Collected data
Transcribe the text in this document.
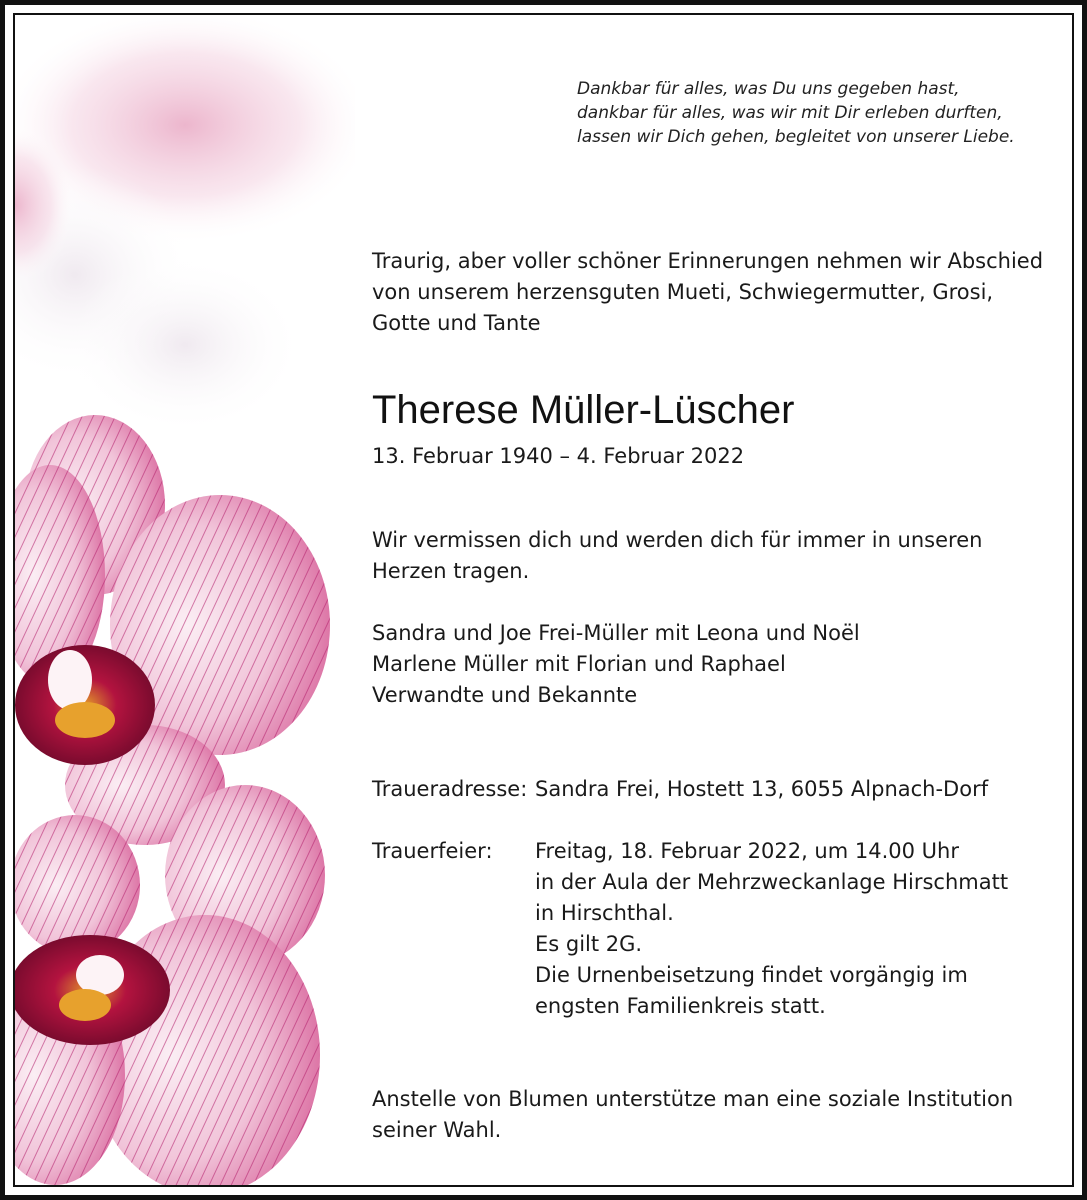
Dankbar für alles, was Du uns gegeben hast,
dankbar für alles, was wir mit Dir erleben durften,
lassen wir Dich gehen, begleitet von unserer Liebe.
Traurig, aber voller schöner Erinnerungen nehmen wir Abschied
von unserem herzensguten Mueti, Schwiegermutter, Grosi,
Gotte und Tante
Therese Müller-Lüscher
13. Februar 1940 – 4. Februar 2022
Wir vermissen dich und werden dich für immer in unseren
Herzen tragen.
Sandra und Joe Frei-Müller mit Leona und Noël
Marlene Müller mit Florian und Raphael
Verwandte und Bekannte
Traueradresse: Sandra Frei, Hostett 13, 6055 Alpnach-Dorf
Trauerfeier: Freitag, 18. Februar 2022, um 14.00 Uhr
in der Aula der Mehrzweckanlage Hirschmatt
in Hirschthal.
Es gilt 2G.
Die Urnenbeisetzung findet vorgängig im
engsten Familienkreis statt.
Anstelle von Blumen unterstütze man eine soziale Institution
seiner Wahl.
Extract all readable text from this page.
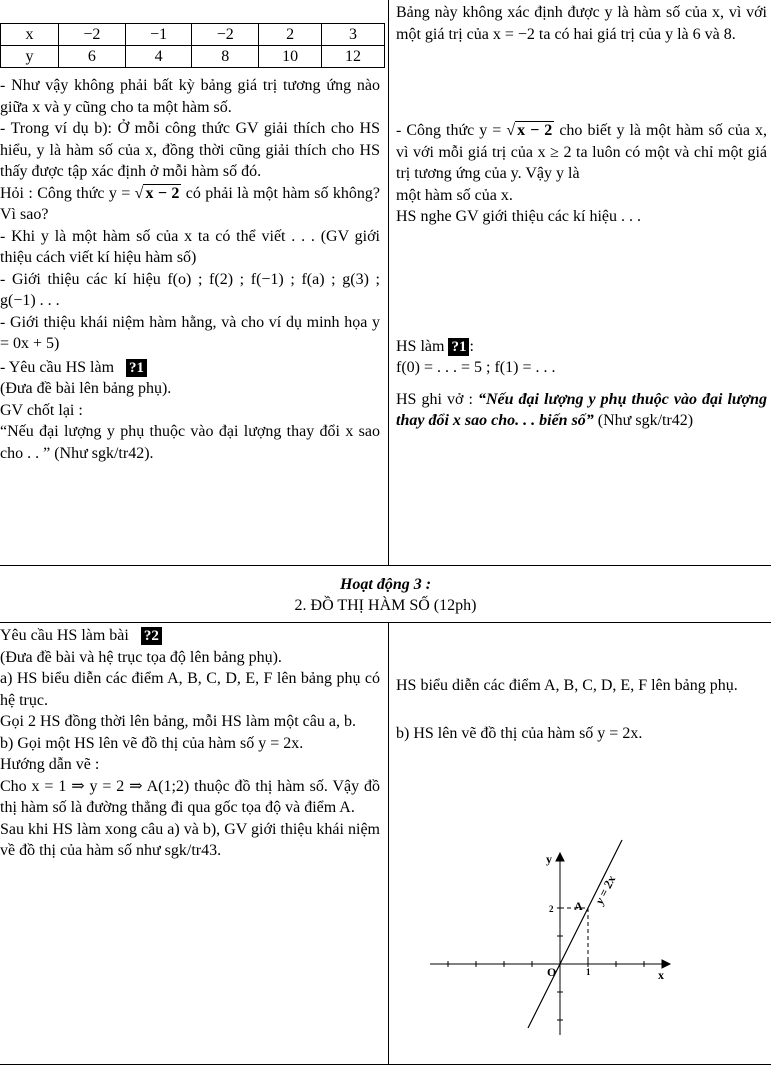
x	−2	−1	−2	2	3
y	6	4	8	10	12

- Như vậy không phải bất kỳ bảng giá trị tương ứng nào giữa x và y cũng cho ta một hàm số.

- Trong ví dụ b): Ở mỗi công thức GV giải thích cho HS hiểu, y là hàm số của x, đồng thời cũng giải thích cho HS thấy được tập xác định ở mỗi hàm số đó.

Hỏi : Công thức y = √ x − 2 có phải là một hàm số không? Vì sao?

- Khi y là một hàm số của x ta có thể viết . . . (GV giới thiệu cách viết kí hiệu hàm số)

- Giới thiệu các kí hiệu f(o) ; f(2) ; f(−1) ; f(a) ; g(3) ; g(−1) . . .

- Giới thiệu khái niệm hàm hằng, và cho ví dụ minh họa y = 0x + 5)

- Yêu cầu HS làm   ?1

(Đưa đề bài lên bảng phụ).

GV chốt lại :

“Nếu đại lượng y phụ thuộc vào đại lượng thay đổi x sao cho . . ” (Như sgk/tr42).

Bảng này không xác định được y là hàm số của x, vì với một giá trị của x = −2 ta có hai giá trị của y là 6 và 8.

- Công thức y = √ x − 2 cho biết y là một hàm số của x, vì với mỗi giá trị của x ≥ 2 ta luôn có một và chỉ một giá trị tương ứng của y. Vậy y là

một hàm số của x.

HS nghe GV giới thiệu các kí hiệu . . .

HS làm ?1 :

f(0) = . . . = 5 ; f(1) = . . .

HS ghi vở : “Nếu đại lượng y phụ thuộc vào đại lượng thay đổi x sao cho. . . biến số” (Như sgk/tr42)

Hoạt động 3 :
2. ĐỒ THỊ HÀM SỐ (12ph)

Yêu cầu HS làm bài   ?2

(Đưa đề bài và hệ trục tọa độ lên bảng phụ).

a) HS biểu diễn các điểm A, B, C, D, E, F lên bảng phụ có hệ trục.

Gọi 2 HS đồng thời lên bảng, mỗi HS làm một câu a, b.

b) Gọi một HS lên vẽ đồ thị của hàm số y = 2x.

Hướng dẫn vẽ :

Cho x = 1 ⇒ y = 2 ⇒ A(1;2) thuộc đồ thị hàm số. Vậy đồ thị hàm số là đường thẳng đi qua gốc tọa độ và điểm A.

Sau khi HS làm xong câu a) và b), GV giới thiệu khái niệm về đồ thị của hàm số như sgk/tr43.

HS biểu diễn các điểm A, B, C, D, E, F lên bảng phụ.

b) HS lên vẽ đồ thị của hàm số y = 2x.

y
x
O
A
1
2
y = 2x
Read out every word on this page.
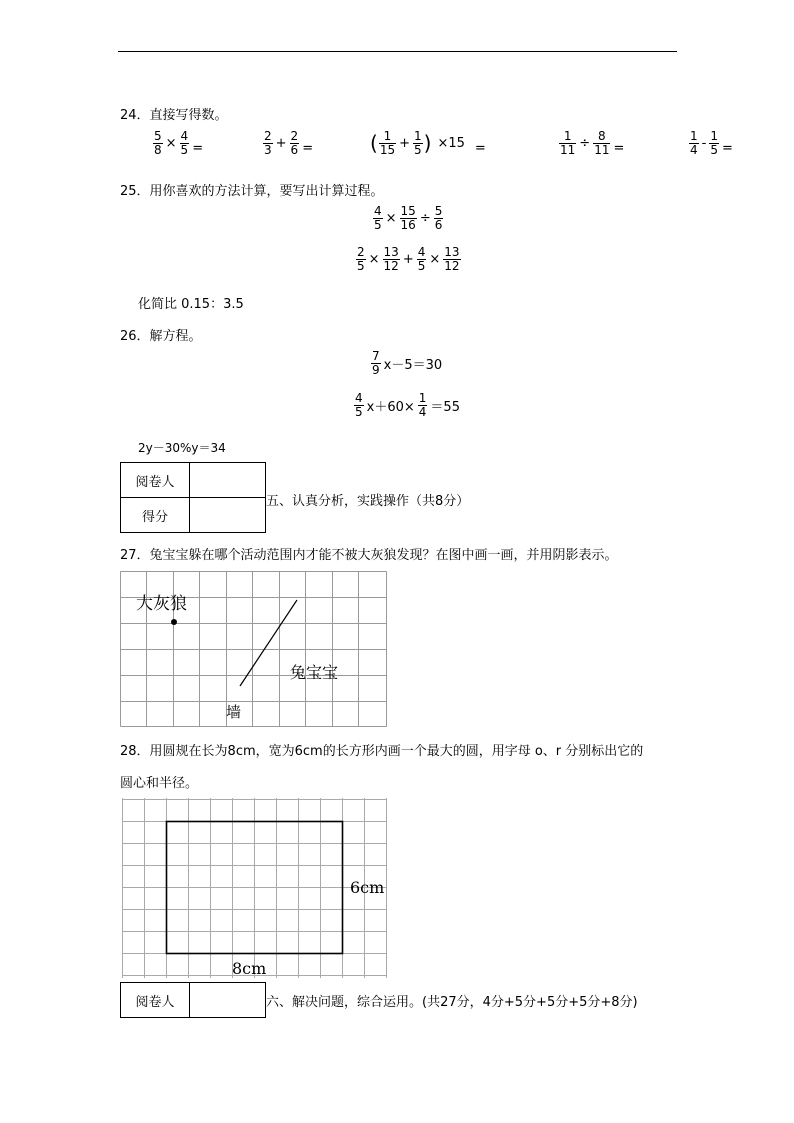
24．直接写得数。
$\frac{5}{8} \times \frac{4}{5}$ =	$\frac{2}{3} + \frac{2}{6}$ =	( $\frac{1}{15} + \frac{1}{5}$ ) ×15 =	$\frac{1}{11} \div \frac{8}{11}$ =	$\frac{1}{4} - \frac{1}{5}$ =
25．用你喜欢的方法计算，要写出计算过程。
$\frac{4}{5} \times \frac{15}{16} \div \frac{5}{6}$
$\frac{2}{5} \times \frac{13}{12} + \frac{4}{5} \times \frac{13}{12}$
化简比 0.15：3.5
26．解方程。
$\frac{7}{9} x-5=30$
$\frac{4}{5} x+60\times \frac{1}{4} =55$
2y－30%y＝34
阅卷人	
得分	
五、认真分析，实践操作（共8分）
27．兔宝宝躲在哪个活动范围内才能不被大灰狼发现？在图中画一画，并用阴影表示。
大灰狼
兔宝宝
墙
28．用圆规在长为8cm，宽为6cm的长方形内画一个最大的圆，用字母 o、r 分别标出它的
圆心和半径。
6cm
8cm
阅卷人		六、解决问题，综合运用。(共27分，4分+5分+5分+5分+8分)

*Objective*. Return every line of the records exactly as given, pictures excluded.

*The response*.
Transcribe the text in this document.
Dankbar für alles, was Du uns gegeben hast,
dankbar für alles, was wir mit Dir erleben durften,
lassen wir Dich gehen, begleitet von unserer Liebe.
Traurig, aber voller schöner Erinnerungen nehmen wir Abschied
von unserem herzensguten Mueti, Schwiegermutter, Grosi,
Gotte und Tante
Therese Müller-Lüscher
13. Februar 1940 – 4. Februar 2022
Wir vermissen dich und werden dich für immer in unseren
Herzen tragen.
Sandra und Joe Frei-Müller mit Leona und Noël
Marlene Müller mit Florian und Raphael
Verwandte und Bekannte
Traueradresse: Sandra Frei, Hostett 13, 6055 Alpnach-Dorf
Trauerfeier: Freitag, 18. Februar 2022, um 14.00 Uhr
in der Aula der Mehrzweckanlage Hirschmatt
in Hirschthal.
Es gilt 2G.
Die Urnenbeisetzung findet vorgängig im
engsten Familienkreis statt.
Anstelle von Blumen unterstütze man eine soziale Institution
seiner Wahl.
Extract all readable text from this page.
x	−2	−1	−2	2	3
y	6	4	8	10	12

- Như vậy không phải bất kỳ bảng giá trị tương ứng nào giữa x và y cũng cho ta một hàm số.

- Trong ví dụ b): Ở mỗi công thức GV giải thích cho HS hiểu, y là hàm số của x, đồng thời cũng giải thích cho HS thấy được tập xác định ở mỗi hàm số đó.

Hỏi : Công thức y = √ x − 2 có phải là một hàm số không? Vì sao?

- Khi y là một hàm số của x ta có thể viết . . . (GV giới thiệu cách viết kí hiệu hàm số)

- Giới thiệu các kí hiệu f(o) ; f(2) ; f(−1) ; f(a) ; g(3) ; g(−1) . . .

- Giới thiệu khái niệm hàm hằng, và cho ví dụ minh họa y = 0x + 5)

- Yêu cầu HS làm   ?1

(Đưa đề bài lên bảng phụ).

GV chốt lại :

“Nếu đại lượng y phụ thuộc vào đại lượng thay đổi x sao cho . . ” (Như sgk/tr42).

Bảng này không xác định được y là hàm số của x, vì với một giá trị của x = −2 ta có hai giá trị của y là 6 và 8.

- Công thức y = √ x − 2 cho biết y là một hàm số của x, vì với mỗi giá trị của x ≥ 2 ta luôn có một và chỉ một giá trị tương ứng của y. Vậy y là

một hàm số của x.

HS nghe GV giới thiệu các kí hiệu . . .

HS làm ?1 :

f(0) = . . . = 5 ; f(1) = . . .

HS ghi vở : “Nếu đại lượng y phụ thuộc vào đại lượng thay đổi x sao cho. . . biến số” (Như sgk/tr42)

Hoạt động 3 :
2. ĐỒ THỊ HÀM SỐ (12ph)

Yêu cầu HS làm bài   ?2

(Đưa đề bài và hệ trục tọa độ lên bảng phụ).

a) HS biểu diễn các điểm A, B, C, D, E, F lên bảng phụ có hệ trục.

Gọi 2 HS đồng thời lên bảng, mỗi HS làm một câu a, b.

b) Gọi một HS lên vẽ đồ thị của hàm số y = 2x.

Hướng dẫn vẽ :

Cho x = 1 ⇒ y = 2 ⇒ A(1;2) thuộc đồ thị hàm số. Vậy đồ thị hàm số là đường thẳng đi qua gốc tọa độ và điểm A.

Sau khi HS làm xong câu a) và b), GV giới thiệu khái niệm về đồ thị của hàm số như sgk/tr43.

HS biểu diễn các điểm A, B, C, D, E, F lên bảng phụ.

b) HS lên vẽ đồ thị của hàm số y = 2x.

y
x
O
A
1
2
y = 2x
Read out every word on this page.
24．直接写得数。
$\frac{5}{8} \times \frac{4}{5}$ =	$\frac{2}{3} + \frac{2}{6}$ =	( $\frac{1}{15} + \frac{1}{5}$ ) ×15 =	$\frac{1}{11} \div \frac{8}{11}$ =	$\frac{1}{4} - \frac{1}{5}$ =
25．用你喜欢的方法计算，要写出计算过程。
$\frac{4}{5} \times \frac{15}{16} \div \frac{5}{6}$
$\frac{2}{5} \times \frac{13}{12} + \frac{4}{5} \times \frac{13}{12}$
化简比 0.15：3.5
26．解方程。
$\frac{7}{9} x-5=30$
$\frac{4}{5} x+60\times \frac{1}{4} =55$
2y－30%y＝34
阅卷人	
得分	
五、认真分析，实践操作（共8分）
27．兔宝宝躲在哪个活动范围内才能不被大灰狼发现？在图中画一画，并用阴影表示。
大灰狼
兔宝宝
墙
28．用圆规在长为8cm，宽为6cm的长方形内画一个最大的圆，用字母 o、r 分别标出它的
圆心和半径。
6cm
8cm
阅卷人		六、解决问题，综合运用。(共27分，4分+5分+5分+5分+8分)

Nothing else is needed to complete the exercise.